_Stated exercise_: Give the lines from the beginning of the entries through the line containing "609, 504, 647]", inclusive, as a numbered list, leaving out any blank lines.

[Source records]

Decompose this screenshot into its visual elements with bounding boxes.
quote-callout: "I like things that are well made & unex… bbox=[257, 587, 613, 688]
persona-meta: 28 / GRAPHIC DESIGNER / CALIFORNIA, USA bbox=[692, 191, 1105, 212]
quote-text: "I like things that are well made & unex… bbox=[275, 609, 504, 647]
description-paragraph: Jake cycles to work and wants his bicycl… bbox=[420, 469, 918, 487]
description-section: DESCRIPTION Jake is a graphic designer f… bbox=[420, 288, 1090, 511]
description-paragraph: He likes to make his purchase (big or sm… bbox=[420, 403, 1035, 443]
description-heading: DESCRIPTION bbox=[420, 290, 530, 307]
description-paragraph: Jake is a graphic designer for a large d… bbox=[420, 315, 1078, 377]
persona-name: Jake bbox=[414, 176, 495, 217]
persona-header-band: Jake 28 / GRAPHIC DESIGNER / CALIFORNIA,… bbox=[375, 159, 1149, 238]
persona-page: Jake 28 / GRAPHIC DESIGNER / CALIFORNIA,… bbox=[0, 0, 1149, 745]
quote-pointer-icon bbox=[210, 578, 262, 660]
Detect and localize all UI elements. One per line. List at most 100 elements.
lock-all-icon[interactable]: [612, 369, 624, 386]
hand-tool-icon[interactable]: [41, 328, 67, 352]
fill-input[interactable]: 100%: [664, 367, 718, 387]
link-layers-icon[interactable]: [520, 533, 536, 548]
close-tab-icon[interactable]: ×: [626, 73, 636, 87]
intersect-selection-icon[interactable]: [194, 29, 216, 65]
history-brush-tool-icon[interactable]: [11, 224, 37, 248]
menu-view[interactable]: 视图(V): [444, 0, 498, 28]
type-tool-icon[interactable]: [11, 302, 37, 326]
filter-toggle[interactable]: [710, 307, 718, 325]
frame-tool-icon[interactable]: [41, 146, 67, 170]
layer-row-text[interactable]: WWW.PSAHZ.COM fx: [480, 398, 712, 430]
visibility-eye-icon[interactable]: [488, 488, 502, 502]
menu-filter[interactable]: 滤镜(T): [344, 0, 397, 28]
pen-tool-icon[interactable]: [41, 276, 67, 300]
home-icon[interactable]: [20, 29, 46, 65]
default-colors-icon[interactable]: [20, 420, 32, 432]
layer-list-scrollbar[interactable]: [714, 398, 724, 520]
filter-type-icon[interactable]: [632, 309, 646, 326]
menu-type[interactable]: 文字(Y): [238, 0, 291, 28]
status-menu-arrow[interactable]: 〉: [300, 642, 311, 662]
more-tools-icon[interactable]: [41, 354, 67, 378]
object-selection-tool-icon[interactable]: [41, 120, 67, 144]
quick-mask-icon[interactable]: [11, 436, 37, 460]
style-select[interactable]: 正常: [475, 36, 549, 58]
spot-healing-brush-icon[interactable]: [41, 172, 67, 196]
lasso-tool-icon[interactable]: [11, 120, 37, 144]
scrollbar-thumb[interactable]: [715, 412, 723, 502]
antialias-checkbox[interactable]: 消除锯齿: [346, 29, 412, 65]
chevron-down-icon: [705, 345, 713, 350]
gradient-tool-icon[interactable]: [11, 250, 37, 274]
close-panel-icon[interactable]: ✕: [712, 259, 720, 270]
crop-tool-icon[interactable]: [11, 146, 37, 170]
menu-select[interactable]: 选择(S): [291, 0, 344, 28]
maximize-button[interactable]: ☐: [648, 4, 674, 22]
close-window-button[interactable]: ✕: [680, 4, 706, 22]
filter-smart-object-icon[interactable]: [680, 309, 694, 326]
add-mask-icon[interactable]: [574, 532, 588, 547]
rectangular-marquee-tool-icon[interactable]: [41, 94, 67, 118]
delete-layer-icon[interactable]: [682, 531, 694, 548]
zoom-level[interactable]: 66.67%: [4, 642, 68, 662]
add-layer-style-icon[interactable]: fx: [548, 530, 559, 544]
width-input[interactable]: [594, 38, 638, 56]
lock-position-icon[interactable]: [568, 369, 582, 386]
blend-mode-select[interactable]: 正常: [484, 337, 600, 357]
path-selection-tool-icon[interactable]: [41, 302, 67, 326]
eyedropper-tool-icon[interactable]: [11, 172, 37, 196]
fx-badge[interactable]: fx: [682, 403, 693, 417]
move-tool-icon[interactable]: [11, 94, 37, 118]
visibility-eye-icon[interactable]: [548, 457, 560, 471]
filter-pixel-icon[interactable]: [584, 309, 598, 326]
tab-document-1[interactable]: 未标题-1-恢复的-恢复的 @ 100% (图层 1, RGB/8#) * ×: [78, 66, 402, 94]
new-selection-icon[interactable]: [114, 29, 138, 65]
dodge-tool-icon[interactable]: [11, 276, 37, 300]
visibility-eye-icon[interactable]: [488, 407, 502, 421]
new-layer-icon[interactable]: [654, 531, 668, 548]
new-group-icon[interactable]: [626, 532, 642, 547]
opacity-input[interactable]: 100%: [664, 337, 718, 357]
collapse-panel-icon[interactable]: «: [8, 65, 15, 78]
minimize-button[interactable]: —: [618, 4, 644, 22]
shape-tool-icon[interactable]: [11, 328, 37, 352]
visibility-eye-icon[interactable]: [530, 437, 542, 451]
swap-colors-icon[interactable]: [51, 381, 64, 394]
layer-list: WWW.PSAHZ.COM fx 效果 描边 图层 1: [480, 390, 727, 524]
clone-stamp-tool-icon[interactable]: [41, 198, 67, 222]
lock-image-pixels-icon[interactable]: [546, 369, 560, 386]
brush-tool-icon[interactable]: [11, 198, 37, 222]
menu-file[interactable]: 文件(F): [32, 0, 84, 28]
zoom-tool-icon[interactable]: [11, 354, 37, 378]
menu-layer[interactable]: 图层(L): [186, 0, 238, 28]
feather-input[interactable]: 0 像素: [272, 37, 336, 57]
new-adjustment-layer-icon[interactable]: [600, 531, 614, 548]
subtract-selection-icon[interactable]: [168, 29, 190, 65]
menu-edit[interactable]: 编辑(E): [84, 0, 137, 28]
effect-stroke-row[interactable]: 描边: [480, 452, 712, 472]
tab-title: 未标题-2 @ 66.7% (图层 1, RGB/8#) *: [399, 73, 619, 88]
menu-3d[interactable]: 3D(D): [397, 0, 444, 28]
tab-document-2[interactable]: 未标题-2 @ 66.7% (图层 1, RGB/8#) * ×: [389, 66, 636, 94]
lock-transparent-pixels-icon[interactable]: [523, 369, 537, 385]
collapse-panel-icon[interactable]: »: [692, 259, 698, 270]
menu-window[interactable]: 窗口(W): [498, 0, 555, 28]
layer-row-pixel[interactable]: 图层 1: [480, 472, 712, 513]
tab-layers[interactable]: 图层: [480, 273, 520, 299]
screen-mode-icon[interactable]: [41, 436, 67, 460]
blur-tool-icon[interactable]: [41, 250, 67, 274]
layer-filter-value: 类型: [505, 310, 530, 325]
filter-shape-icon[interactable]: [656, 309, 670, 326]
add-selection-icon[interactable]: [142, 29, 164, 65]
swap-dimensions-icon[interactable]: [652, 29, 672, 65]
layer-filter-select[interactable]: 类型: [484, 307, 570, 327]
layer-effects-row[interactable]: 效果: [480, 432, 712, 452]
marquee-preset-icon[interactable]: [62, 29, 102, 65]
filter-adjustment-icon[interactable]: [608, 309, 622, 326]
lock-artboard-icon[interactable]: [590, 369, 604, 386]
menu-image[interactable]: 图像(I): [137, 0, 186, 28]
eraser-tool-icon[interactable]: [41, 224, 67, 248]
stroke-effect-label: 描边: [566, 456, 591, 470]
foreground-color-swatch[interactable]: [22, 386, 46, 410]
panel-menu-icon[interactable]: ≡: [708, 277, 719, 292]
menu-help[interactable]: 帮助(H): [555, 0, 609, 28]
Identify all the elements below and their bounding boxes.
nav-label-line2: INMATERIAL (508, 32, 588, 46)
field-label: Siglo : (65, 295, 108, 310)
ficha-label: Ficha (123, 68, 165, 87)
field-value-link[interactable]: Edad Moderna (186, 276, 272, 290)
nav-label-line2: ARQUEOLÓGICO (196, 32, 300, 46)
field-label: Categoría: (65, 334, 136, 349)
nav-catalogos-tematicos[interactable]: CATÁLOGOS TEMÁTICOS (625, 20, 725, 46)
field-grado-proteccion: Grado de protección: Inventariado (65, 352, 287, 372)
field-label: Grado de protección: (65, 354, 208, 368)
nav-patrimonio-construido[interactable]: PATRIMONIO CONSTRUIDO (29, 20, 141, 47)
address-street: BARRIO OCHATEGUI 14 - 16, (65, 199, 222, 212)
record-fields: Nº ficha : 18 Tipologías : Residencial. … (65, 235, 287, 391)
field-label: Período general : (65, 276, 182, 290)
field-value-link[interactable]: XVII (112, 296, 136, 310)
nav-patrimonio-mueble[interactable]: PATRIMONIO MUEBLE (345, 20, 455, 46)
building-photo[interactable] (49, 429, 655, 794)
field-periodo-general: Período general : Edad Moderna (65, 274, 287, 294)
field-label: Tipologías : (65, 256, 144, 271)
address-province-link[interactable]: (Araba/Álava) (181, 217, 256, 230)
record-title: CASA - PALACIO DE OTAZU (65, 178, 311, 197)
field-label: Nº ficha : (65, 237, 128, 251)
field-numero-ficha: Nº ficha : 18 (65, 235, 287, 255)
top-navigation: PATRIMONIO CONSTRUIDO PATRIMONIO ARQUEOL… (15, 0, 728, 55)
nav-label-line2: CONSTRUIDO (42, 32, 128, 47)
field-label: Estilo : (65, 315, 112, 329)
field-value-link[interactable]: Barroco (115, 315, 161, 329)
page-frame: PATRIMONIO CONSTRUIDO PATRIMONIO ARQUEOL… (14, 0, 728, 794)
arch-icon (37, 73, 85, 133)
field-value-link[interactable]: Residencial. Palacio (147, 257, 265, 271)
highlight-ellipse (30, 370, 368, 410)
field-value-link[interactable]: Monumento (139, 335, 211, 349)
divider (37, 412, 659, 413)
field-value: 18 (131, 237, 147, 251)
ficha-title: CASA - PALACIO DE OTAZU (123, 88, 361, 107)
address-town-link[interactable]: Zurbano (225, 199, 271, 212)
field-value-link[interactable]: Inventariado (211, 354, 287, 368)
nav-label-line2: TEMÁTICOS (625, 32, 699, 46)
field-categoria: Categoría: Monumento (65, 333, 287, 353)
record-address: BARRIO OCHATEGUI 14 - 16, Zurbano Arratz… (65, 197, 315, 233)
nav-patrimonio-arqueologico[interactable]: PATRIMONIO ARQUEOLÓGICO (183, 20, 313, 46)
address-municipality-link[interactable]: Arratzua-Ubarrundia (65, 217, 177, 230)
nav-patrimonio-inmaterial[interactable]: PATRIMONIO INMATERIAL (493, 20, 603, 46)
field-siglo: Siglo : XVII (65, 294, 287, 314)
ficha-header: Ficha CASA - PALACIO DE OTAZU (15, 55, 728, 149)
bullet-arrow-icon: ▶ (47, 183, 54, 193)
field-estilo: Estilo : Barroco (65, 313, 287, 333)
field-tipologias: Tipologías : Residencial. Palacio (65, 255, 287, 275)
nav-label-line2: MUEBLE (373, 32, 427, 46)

_Exercise solution_:
1. Decompose this screenshot into its visual elements with bounding boxes.
2. quote-callout: "I like things that are well made & unex… bbox=[257, 587, 613, 688]
3. persona-meta: 28 / GRAPHIC DESIGNER / CALIFORNIA, USA bbox=[692, 191, 1105, 212]
4. quote-text: "I like things that are well made & unex… bbox=[275, 609, 504, 647]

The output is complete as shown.